Provided material:

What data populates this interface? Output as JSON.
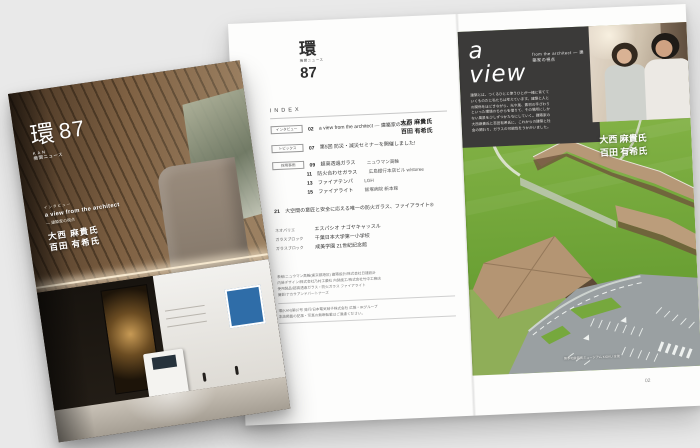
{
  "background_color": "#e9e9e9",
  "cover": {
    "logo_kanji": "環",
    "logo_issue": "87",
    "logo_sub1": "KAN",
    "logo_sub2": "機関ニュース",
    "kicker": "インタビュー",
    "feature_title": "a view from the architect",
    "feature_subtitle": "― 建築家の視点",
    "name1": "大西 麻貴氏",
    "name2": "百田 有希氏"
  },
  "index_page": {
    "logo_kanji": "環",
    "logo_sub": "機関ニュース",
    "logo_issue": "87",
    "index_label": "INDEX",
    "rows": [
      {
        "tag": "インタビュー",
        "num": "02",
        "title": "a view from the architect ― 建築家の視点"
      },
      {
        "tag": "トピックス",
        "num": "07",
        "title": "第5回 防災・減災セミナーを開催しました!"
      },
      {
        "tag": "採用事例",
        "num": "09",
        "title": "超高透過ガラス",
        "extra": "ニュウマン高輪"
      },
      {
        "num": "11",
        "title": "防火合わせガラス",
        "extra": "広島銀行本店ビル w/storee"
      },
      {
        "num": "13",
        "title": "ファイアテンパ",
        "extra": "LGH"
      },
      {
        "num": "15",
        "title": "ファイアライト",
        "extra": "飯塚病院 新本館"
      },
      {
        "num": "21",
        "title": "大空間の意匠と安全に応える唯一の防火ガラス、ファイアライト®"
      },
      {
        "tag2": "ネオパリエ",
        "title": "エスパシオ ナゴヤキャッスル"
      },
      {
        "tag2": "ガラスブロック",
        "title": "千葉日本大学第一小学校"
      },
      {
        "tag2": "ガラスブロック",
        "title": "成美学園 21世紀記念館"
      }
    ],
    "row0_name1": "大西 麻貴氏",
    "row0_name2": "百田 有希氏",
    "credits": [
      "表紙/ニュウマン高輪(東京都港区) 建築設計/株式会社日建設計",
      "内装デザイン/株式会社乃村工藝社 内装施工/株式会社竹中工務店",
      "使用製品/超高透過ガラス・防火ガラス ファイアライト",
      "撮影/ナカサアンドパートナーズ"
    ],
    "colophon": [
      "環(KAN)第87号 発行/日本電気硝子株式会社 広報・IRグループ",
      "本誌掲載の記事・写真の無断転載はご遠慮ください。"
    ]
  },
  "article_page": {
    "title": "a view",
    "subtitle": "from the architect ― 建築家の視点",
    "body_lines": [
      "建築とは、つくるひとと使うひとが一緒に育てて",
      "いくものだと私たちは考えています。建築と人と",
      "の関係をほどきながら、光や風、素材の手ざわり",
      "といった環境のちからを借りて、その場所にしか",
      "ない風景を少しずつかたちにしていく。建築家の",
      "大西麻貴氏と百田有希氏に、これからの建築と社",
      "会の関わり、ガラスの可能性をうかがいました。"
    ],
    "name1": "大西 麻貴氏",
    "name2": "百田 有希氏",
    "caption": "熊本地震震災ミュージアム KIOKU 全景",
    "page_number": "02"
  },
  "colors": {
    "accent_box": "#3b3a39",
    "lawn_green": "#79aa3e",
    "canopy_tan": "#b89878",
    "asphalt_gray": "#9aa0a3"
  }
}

Exercise goal: Search the data above for the string "from" and copy each line that has it.

Exercise response:
    "feature_title": "a view from the architect",
        "title": "a view from the architect ― 建築家の視点"
    "subtitle": "from the architect ― 建築家の視点",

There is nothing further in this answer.